-- Work to complete --
Keep only those lines of the records that include the string "published".
_ _ _
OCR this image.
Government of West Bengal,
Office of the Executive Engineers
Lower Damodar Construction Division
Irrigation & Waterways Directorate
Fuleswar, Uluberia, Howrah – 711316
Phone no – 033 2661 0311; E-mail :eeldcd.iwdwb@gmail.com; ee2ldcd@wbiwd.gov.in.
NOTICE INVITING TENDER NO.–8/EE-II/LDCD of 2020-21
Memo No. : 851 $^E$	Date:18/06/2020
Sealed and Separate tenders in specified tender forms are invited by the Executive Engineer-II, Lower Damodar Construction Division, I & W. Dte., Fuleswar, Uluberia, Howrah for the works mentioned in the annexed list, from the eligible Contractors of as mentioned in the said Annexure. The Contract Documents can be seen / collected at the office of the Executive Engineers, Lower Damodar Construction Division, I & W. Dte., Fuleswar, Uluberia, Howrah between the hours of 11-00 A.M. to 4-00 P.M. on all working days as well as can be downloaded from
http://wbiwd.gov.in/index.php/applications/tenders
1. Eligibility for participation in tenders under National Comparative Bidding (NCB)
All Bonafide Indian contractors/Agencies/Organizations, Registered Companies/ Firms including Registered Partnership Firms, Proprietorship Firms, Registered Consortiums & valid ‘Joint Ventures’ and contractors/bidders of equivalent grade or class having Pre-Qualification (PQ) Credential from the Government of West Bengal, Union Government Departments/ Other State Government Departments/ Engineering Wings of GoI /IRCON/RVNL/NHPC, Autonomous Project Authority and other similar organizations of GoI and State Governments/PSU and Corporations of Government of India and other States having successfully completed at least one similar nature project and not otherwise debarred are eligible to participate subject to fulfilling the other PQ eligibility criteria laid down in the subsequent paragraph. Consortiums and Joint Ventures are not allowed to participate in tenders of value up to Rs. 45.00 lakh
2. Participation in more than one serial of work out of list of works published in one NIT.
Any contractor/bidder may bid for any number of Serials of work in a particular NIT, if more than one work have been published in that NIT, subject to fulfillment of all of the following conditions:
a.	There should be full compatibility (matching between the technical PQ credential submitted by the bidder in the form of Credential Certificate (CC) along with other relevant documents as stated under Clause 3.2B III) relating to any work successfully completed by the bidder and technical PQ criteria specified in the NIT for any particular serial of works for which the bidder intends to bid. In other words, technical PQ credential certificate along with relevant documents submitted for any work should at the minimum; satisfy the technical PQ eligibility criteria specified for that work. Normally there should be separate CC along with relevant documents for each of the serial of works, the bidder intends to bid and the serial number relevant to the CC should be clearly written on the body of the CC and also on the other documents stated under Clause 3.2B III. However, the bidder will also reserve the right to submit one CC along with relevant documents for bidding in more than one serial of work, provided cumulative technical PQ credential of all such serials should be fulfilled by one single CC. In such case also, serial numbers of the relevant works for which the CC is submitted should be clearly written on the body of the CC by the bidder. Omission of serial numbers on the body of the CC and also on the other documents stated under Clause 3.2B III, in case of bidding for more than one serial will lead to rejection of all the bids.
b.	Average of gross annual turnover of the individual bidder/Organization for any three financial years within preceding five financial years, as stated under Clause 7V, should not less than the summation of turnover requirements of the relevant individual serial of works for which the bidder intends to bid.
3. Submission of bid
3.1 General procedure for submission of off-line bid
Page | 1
_ _ _
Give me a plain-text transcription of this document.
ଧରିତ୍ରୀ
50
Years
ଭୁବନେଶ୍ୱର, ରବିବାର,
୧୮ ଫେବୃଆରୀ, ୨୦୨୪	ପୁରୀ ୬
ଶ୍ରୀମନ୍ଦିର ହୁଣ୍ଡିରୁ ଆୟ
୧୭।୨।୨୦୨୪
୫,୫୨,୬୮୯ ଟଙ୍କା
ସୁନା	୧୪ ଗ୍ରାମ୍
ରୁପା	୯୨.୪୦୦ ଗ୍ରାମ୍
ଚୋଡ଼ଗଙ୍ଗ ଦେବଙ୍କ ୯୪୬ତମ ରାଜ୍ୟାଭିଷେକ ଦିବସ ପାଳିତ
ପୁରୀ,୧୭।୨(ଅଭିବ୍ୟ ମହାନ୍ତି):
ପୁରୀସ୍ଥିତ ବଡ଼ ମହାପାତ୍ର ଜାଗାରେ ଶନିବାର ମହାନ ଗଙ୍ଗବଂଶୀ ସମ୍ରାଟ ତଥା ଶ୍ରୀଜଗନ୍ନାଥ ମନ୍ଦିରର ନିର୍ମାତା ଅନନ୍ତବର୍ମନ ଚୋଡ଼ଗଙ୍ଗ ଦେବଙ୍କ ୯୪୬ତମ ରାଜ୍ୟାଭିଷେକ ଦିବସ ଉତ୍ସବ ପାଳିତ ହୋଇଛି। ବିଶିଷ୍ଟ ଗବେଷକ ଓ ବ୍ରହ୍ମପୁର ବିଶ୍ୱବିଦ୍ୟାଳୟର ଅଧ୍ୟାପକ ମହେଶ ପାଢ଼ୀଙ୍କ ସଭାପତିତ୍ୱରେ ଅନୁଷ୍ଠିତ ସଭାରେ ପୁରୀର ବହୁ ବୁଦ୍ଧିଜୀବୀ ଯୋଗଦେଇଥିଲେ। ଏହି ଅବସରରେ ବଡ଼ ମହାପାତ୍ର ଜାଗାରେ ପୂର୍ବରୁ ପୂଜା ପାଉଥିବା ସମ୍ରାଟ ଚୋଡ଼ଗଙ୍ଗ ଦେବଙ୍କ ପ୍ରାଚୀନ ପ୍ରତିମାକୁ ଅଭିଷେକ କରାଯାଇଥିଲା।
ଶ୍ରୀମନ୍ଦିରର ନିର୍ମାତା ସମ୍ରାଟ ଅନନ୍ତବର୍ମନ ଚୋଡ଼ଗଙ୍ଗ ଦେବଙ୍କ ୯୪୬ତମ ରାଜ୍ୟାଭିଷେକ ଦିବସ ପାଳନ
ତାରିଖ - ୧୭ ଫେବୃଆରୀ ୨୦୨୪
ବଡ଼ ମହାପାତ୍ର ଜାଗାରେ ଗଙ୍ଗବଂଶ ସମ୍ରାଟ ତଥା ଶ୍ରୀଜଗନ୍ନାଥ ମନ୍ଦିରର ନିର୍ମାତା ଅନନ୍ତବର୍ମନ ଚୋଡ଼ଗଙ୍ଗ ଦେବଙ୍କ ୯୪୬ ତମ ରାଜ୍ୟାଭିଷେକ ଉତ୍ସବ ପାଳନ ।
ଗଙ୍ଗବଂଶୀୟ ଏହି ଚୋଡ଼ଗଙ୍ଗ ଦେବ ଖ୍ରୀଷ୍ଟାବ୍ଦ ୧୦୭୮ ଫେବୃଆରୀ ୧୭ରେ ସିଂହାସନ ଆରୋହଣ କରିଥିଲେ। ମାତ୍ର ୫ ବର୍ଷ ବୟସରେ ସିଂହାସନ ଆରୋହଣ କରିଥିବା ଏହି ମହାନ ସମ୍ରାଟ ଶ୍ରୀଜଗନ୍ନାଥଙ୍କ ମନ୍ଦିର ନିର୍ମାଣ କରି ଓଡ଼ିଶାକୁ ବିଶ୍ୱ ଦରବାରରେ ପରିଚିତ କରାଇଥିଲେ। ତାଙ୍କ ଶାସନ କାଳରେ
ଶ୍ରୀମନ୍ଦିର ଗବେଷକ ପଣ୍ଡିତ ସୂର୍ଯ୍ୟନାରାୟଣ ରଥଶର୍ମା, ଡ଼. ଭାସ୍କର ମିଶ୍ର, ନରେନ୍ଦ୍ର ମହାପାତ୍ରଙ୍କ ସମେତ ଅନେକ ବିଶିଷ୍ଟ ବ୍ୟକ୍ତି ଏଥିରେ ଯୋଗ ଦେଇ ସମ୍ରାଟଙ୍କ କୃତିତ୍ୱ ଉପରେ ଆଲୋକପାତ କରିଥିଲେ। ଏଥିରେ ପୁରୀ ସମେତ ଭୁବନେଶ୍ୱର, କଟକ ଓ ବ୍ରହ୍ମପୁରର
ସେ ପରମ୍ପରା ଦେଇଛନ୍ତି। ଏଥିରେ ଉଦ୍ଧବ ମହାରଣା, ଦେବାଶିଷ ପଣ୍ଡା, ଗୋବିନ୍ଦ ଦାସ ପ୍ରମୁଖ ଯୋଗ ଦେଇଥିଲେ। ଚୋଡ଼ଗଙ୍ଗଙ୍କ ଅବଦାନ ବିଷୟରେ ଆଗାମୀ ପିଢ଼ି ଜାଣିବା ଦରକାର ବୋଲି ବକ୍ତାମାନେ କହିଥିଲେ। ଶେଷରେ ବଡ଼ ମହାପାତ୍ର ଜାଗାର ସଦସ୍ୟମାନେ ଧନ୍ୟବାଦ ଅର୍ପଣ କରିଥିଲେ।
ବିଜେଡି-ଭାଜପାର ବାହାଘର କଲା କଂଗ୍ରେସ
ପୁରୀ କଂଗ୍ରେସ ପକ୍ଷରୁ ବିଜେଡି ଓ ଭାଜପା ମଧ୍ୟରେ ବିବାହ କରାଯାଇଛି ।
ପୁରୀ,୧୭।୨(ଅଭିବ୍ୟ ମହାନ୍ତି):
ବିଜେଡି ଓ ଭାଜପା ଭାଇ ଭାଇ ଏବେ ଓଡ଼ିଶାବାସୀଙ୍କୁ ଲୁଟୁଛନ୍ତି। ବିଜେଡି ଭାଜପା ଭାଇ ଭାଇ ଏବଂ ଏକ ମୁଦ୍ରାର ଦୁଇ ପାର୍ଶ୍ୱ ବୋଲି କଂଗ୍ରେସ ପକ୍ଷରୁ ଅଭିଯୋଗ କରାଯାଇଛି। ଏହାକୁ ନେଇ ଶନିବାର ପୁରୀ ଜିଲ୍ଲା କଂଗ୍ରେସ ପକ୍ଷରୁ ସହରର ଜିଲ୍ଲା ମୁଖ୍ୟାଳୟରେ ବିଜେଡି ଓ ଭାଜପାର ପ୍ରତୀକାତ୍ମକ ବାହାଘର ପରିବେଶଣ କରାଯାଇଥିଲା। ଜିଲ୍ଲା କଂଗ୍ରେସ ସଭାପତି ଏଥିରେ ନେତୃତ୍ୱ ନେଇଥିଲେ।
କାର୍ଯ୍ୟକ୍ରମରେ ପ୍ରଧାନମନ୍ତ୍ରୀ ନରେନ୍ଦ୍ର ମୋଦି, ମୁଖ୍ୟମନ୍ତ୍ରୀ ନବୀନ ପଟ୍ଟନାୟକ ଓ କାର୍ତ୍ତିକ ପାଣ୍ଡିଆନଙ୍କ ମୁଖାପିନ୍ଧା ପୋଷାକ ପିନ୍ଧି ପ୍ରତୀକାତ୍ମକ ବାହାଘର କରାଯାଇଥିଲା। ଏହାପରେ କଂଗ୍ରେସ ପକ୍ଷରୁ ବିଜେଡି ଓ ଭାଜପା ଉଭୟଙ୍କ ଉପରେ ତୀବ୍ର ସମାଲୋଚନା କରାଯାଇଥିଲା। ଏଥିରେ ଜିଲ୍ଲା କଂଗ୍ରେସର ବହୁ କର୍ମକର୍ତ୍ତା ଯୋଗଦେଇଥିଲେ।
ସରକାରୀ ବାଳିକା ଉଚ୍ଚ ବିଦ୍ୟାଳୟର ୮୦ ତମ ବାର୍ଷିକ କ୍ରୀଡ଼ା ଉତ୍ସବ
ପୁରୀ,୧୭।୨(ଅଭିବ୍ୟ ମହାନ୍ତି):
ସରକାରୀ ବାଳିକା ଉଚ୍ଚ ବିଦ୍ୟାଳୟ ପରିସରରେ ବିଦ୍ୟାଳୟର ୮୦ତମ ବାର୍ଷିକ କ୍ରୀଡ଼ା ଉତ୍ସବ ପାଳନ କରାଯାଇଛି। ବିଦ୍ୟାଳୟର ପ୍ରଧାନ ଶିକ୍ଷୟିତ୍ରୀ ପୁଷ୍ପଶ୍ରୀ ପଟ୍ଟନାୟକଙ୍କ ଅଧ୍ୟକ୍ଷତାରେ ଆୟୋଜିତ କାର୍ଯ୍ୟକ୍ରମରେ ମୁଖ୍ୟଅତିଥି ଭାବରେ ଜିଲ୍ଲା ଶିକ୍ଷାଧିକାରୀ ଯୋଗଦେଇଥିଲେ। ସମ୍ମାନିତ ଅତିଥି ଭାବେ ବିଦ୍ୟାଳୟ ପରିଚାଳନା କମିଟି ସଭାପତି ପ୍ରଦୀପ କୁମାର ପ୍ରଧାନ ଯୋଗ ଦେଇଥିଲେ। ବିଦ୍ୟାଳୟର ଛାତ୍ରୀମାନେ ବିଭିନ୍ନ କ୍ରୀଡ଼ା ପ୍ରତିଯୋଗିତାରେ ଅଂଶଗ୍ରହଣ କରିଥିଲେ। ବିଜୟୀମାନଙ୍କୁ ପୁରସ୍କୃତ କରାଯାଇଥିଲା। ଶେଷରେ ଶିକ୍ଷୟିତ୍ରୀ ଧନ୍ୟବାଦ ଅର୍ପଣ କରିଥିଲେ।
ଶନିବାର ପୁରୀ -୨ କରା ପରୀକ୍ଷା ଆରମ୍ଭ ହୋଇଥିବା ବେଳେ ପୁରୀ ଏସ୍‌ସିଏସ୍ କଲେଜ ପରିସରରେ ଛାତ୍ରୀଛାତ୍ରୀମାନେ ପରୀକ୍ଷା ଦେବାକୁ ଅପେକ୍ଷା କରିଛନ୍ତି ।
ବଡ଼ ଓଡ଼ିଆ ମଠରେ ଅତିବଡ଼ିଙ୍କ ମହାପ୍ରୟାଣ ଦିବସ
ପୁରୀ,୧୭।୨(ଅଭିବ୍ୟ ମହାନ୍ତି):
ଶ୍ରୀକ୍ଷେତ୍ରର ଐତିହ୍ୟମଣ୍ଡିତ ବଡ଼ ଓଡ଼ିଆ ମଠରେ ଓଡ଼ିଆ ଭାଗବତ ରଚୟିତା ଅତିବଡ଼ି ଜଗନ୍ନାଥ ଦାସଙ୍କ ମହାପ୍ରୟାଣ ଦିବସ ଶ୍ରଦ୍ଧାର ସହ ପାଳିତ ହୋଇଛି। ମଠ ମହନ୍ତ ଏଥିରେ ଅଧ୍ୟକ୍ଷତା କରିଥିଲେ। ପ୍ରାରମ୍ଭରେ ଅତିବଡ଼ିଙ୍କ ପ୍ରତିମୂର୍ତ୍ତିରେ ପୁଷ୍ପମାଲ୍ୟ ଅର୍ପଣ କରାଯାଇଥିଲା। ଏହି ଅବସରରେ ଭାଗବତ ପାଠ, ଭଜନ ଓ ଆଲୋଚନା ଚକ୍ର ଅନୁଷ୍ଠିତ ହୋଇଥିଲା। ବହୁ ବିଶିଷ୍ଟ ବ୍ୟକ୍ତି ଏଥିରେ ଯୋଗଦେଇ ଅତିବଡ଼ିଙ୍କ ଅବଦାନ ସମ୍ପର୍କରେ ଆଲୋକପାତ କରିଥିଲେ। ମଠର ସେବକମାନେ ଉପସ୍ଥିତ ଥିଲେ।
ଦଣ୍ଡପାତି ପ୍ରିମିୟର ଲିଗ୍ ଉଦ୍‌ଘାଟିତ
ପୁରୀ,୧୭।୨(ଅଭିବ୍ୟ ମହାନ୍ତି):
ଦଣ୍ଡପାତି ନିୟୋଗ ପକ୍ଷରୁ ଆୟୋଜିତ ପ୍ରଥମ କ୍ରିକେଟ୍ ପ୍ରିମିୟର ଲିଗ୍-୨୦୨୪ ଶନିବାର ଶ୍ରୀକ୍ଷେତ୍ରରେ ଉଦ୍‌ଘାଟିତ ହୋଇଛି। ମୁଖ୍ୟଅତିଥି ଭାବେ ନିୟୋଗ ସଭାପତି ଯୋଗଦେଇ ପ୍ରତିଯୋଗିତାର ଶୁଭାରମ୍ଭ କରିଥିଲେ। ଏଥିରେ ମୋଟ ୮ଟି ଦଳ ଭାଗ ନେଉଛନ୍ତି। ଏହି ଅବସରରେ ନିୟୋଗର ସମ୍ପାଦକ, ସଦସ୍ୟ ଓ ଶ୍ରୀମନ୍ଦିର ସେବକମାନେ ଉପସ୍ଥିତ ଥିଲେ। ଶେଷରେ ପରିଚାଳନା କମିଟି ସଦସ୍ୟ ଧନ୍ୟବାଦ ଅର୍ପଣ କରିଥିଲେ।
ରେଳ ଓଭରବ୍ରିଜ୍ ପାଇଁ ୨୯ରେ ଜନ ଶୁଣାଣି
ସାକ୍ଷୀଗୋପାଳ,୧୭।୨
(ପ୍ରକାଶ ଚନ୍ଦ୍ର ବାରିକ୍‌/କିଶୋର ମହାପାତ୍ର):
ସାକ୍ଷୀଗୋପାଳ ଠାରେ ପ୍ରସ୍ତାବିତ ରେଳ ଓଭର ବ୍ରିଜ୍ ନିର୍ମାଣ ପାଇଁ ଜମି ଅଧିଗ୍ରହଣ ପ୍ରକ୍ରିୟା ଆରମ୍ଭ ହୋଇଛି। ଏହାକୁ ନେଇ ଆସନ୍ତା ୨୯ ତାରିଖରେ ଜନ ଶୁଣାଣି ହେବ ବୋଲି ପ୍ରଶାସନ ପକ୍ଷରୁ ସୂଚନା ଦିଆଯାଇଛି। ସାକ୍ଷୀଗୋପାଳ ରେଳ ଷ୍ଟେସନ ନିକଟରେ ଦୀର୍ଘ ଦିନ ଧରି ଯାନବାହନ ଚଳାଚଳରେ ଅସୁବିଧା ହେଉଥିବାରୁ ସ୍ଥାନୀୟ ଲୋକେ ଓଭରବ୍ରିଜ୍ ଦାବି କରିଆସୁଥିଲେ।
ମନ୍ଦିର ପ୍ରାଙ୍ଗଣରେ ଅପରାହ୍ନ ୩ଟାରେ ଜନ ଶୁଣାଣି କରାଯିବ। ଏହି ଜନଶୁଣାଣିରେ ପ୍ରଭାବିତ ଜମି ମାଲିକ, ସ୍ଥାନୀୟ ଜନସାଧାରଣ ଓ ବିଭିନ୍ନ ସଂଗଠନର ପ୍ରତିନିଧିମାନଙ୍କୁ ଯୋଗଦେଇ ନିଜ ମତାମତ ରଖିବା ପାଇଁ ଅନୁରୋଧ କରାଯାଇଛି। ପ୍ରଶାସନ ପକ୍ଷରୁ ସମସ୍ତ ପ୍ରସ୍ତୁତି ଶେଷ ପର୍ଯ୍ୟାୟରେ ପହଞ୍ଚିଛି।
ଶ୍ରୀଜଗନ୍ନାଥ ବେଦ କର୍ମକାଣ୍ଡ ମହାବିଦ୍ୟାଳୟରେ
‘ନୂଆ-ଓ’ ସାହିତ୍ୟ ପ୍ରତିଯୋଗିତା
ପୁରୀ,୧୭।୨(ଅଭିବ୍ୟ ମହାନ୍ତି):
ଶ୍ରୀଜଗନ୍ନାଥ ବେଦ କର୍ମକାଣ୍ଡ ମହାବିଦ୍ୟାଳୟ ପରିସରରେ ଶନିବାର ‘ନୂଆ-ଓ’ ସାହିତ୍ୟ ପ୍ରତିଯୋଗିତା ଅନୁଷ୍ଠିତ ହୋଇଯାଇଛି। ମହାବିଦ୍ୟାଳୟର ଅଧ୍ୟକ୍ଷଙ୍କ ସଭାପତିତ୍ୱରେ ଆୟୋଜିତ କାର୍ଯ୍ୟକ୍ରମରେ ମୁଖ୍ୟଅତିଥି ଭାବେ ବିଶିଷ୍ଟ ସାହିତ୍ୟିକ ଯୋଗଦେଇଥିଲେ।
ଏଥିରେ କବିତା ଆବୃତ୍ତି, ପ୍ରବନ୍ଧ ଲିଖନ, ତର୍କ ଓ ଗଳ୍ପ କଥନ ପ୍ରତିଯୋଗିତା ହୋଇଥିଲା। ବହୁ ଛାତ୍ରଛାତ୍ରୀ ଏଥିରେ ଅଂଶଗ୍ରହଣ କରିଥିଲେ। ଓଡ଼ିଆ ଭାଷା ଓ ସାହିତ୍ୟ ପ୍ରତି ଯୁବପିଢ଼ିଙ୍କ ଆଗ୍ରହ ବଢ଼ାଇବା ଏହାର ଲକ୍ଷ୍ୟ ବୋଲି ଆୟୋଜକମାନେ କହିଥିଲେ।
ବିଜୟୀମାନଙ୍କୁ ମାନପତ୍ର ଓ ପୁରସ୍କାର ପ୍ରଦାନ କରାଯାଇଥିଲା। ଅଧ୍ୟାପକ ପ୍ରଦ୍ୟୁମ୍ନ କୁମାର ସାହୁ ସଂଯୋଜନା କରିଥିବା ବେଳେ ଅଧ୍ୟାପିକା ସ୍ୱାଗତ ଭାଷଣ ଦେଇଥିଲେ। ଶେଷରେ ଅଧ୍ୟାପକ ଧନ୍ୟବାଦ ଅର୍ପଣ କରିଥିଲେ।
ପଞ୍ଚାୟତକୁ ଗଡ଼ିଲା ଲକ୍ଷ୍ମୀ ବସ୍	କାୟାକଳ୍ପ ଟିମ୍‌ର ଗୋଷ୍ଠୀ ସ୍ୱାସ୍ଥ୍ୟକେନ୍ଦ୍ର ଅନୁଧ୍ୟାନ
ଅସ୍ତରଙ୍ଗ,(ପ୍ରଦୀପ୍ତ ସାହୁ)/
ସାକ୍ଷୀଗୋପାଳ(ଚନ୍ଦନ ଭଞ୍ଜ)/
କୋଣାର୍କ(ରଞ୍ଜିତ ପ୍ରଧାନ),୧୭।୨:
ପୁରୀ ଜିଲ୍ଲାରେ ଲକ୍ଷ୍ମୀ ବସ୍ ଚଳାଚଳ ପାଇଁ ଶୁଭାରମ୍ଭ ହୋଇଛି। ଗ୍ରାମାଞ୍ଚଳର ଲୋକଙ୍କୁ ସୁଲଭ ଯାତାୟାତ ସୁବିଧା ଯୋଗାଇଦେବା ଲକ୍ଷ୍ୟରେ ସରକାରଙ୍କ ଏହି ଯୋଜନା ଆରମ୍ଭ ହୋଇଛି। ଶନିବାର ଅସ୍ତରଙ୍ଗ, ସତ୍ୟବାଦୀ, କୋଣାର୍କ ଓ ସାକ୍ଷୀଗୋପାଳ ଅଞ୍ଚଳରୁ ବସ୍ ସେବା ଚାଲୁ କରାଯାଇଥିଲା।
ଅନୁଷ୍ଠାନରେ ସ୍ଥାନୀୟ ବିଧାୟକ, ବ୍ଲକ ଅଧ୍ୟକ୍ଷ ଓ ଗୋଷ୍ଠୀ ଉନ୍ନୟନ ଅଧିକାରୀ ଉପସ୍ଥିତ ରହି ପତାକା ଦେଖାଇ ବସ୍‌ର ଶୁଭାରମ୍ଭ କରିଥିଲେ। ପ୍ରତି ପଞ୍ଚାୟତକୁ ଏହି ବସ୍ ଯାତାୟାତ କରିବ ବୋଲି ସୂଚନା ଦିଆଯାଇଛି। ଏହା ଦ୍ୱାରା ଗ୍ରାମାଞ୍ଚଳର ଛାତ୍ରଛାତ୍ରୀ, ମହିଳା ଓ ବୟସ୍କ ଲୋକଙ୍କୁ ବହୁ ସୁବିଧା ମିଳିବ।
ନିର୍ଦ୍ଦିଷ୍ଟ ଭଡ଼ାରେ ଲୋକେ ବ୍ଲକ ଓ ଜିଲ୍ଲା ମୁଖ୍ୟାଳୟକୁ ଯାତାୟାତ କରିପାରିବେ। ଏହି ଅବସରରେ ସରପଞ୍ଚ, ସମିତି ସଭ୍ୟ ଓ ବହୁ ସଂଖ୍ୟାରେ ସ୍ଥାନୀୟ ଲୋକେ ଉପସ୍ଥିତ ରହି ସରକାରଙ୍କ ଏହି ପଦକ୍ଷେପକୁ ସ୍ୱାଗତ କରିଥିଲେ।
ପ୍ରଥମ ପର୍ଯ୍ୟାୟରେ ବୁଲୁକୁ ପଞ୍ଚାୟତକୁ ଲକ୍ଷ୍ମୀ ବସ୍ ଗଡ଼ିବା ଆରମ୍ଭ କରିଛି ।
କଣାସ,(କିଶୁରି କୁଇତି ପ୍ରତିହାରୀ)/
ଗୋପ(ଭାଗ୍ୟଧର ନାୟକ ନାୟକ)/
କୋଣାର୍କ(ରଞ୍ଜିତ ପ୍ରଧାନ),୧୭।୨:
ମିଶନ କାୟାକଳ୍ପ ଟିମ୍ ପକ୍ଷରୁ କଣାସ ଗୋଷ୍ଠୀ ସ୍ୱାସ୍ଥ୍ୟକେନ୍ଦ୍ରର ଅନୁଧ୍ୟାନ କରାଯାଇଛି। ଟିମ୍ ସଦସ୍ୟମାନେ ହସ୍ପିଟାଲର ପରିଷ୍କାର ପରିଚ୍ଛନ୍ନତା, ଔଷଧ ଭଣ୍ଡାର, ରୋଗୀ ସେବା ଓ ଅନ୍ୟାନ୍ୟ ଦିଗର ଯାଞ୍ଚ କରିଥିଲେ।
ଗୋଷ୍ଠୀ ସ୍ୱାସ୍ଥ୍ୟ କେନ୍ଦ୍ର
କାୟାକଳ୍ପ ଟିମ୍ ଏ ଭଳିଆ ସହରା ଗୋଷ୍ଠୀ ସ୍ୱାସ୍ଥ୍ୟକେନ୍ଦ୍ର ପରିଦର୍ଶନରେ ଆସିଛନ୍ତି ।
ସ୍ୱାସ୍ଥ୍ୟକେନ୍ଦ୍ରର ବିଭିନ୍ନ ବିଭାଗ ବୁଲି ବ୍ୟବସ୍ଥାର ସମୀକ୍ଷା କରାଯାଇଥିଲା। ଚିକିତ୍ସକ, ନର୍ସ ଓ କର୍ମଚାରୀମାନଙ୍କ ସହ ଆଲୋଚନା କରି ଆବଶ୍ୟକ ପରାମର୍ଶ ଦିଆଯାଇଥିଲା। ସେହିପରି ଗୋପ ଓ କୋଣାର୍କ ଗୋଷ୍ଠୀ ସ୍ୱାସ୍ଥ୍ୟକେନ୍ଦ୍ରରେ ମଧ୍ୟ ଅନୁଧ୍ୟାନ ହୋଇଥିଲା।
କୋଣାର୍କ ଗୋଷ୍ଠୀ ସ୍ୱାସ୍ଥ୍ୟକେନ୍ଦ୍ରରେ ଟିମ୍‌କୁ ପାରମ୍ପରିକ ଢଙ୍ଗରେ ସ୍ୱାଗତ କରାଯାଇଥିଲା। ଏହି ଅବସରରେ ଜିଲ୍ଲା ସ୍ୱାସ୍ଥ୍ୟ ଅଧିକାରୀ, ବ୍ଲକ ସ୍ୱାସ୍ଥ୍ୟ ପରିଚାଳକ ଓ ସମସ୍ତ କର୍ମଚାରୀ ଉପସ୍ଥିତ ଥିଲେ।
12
_ _ _
-- Final answer --
2. Participation in more than one serial of work out of list of works published in one NIT.
Any contractor/bidder may bid for any number of Serials of work in a particular NIT, if more than one work have been published in that NIT, subject to fulfillment of all of the following conditions:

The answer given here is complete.